# SHORT PROBLEM
In the records below, work out how many lines hold the word "Богу". Report the number alone.

# Source data
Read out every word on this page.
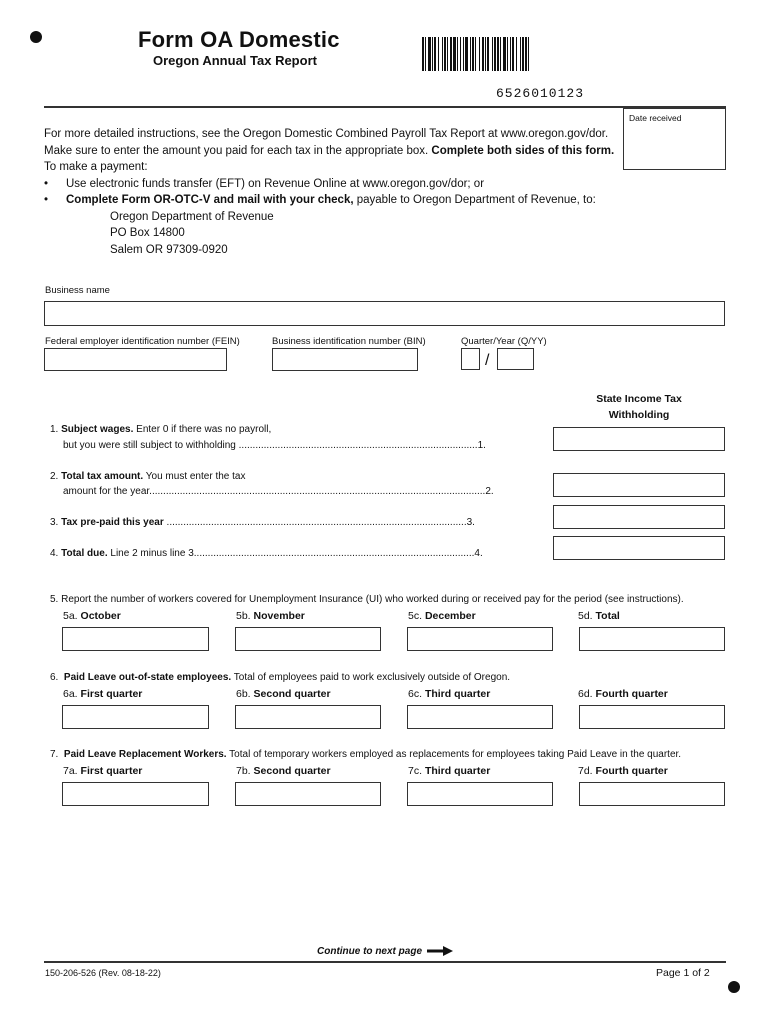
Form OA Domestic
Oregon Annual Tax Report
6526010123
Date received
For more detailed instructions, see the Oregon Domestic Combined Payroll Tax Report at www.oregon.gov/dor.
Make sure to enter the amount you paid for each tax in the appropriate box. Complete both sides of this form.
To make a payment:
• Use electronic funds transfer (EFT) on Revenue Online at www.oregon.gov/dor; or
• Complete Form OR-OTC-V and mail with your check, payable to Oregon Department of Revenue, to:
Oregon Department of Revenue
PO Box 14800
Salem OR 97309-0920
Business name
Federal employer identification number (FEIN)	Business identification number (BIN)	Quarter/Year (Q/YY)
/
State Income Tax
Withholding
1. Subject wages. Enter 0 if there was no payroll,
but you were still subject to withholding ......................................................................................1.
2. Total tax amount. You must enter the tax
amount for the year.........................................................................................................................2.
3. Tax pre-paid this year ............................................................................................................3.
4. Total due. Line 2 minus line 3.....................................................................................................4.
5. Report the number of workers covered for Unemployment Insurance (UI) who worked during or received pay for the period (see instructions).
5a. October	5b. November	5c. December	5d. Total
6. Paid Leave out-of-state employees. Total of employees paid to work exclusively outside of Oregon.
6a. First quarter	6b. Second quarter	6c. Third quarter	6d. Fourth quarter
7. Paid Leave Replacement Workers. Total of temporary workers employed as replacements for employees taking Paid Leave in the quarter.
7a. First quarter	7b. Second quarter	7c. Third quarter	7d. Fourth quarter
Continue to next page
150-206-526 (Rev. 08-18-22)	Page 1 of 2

* * *

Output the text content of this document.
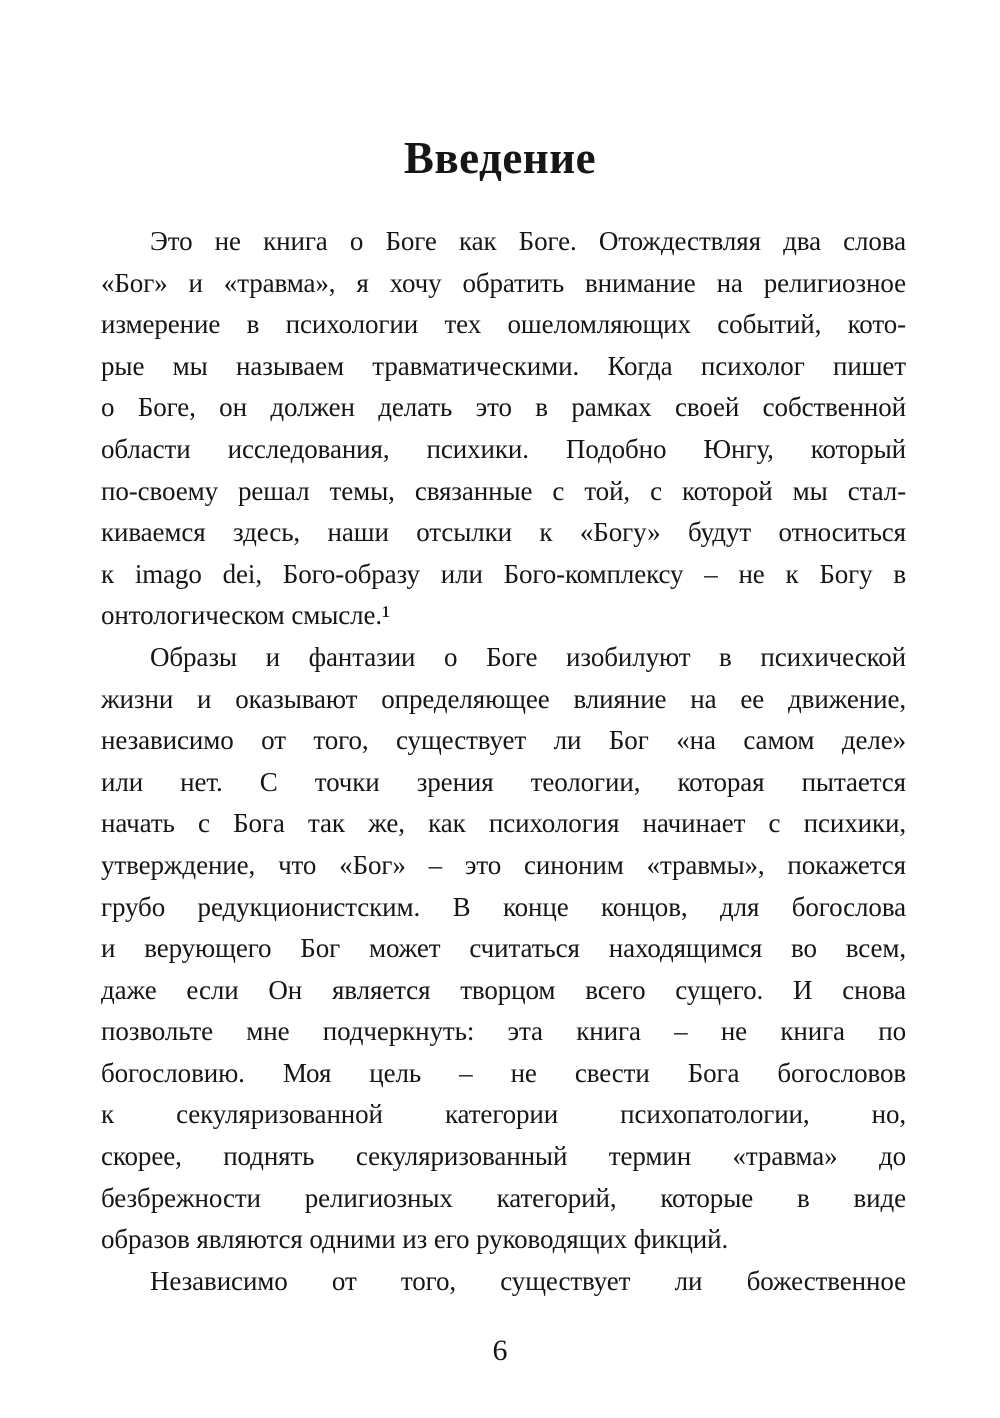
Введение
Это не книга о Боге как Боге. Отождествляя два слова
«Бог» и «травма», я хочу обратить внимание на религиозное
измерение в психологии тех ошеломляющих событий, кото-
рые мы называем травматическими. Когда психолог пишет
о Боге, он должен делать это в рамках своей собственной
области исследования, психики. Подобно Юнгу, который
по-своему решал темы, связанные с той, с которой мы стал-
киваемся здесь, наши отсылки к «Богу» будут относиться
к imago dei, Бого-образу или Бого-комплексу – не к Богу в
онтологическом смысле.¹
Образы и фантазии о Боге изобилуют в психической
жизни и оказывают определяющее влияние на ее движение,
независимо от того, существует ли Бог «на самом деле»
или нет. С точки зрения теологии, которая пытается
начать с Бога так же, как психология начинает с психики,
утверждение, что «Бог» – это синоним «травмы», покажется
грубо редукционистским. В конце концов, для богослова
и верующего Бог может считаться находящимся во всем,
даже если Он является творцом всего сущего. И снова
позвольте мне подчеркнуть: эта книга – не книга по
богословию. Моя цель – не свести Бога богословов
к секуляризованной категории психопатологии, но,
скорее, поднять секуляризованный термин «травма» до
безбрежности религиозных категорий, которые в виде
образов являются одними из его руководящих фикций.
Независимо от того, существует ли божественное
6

# EXERCISE SOLUTION
2